Excerpted data:
╔══

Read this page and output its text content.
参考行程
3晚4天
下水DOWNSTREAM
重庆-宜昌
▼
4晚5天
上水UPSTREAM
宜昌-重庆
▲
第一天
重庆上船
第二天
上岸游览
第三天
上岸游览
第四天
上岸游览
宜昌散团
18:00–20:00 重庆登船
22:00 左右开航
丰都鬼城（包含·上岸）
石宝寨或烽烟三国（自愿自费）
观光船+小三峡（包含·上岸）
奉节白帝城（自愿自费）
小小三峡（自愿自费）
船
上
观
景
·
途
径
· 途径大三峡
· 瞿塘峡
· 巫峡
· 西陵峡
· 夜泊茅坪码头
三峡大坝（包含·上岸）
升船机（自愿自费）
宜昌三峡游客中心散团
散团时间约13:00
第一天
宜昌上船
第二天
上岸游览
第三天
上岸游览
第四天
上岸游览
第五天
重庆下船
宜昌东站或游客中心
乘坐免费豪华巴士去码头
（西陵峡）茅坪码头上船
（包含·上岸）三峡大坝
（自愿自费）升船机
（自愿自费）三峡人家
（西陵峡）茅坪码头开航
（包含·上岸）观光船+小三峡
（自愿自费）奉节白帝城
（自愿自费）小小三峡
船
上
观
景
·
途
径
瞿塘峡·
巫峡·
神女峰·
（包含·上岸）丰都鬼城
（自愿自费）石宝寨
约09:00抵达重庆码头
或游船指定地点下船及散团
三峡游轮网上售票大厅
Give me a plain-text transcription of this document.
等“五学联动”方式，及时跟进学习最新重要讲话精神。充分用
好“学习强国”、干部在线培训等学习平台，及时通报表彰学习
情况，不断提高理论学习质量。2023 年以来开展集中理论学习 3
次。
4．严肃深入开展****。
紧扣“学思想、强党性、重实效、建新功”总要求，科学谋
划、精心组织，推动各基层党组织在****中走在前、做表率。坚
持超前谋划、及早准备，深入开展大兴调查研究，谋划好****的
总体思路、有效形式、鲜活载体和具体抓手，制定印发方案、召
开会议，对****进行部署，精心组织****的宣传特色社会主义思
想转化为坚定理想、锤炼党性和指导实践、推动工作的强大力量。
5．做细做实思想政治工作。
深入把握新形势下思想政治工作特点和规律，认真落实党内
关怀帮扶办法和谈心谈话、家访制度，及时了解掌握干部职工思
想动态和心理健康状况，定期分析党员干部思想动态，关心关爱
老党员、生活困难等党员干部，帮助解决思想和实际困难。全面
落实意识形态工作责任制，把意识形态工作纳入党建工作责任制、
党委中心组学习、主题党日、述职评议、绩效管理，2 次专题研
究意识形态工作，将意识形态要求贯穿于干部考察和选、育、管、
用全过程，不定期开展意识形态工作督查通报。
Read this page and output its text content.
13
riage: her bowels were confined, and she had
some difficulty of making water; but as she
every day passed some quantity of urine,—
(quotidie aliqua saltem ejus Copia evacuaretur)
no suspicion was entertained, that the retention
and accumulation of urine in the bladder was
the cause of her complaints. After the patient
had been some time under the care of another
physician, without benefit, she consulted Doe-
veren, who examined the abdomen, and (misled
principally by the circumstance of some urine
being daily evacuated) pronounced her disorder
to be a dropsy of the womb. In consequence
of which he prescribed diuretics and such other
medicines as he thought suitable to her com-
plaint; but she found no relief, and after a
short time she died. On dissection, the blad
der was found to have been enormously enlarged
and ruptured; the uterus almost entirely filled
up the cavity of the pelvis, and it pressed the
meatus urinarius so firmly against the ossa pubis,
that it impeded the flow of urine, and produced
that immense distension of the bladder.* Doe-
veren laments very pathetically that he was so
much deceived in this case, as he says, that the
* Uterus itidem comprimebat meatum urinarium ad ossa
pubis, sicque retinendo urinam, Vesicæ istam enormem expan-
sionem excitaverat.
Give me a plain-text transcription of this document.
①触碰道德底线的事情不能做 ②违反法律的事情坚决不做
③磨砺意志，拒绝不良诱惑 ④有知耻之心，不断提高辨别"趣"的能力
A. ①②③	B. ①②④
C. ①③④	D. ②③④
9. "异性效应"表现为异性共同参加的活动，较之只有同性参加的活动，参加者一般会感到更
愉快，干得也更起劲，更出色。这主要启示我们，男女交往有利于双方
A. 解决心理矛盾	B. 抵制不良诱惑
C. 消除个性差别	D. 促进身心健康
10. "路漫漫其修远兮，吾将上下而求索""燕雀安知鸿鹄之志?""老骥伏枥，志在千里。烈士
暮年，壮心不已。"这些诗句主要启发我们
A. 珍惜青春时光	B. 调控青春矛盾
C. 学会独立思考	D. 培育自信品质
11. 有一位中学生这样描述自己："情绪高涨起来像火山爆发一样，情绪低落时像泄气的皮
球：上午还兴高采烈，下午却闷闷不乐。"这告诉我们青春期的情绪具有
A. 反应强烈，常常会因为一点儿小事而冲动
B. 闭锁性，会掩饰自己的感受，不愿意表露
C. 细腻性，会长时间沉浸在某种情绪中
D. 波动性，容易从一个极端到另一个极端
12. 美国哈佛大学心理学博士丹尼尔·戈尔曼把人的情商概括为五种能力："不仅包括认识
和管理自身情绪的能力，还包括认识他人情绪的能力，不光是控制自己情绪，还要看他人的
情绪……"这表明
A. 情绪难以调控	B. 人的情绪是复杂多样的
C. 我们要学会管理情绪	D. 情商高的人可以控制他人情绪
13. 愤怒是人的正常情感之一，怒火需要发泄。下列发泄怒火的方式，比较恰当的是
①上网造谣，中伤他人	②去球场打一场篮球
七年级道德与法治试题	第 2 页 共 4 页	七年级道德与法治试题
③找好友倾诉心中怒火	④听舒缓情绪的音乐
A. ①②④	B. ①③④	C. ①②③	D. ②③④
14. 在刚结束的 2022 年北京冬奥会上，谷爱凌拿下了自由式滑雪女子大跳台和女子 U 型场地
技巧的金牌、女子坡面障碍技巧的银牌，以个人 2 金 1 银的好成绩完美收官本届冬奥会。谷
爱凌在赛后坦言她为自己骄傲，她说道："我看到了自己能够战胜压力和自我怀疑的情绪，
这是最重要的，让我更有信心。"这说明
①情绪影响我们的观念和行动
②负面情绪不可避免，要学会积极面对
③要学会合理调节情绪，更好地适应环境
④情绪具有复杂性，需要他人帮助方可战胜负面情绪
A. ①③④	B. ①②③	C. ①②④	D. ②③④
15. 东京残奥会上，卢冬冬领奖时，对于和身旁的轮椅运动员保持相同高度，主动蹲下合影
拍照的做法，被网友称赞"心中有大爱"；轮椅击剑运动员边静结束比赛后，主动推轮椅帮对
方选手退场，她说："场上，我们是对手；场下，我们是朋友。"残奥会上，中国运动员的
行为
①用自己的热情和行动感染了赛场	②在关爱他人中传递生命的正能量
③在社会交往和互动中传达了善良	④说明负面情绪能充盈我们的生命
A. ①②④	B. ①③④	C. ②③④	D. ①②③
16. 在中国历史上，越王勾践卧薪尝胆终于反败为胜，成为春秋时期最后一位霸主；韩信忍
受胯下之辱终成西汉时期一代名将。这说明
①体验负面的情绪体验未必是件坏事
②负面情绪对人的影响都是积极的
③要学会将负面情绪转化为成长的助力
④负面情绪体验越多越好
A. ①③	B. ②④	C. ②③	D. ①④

╚══

What you should do: Count every line bearing the word "bladder"; report the total only.

Result: 2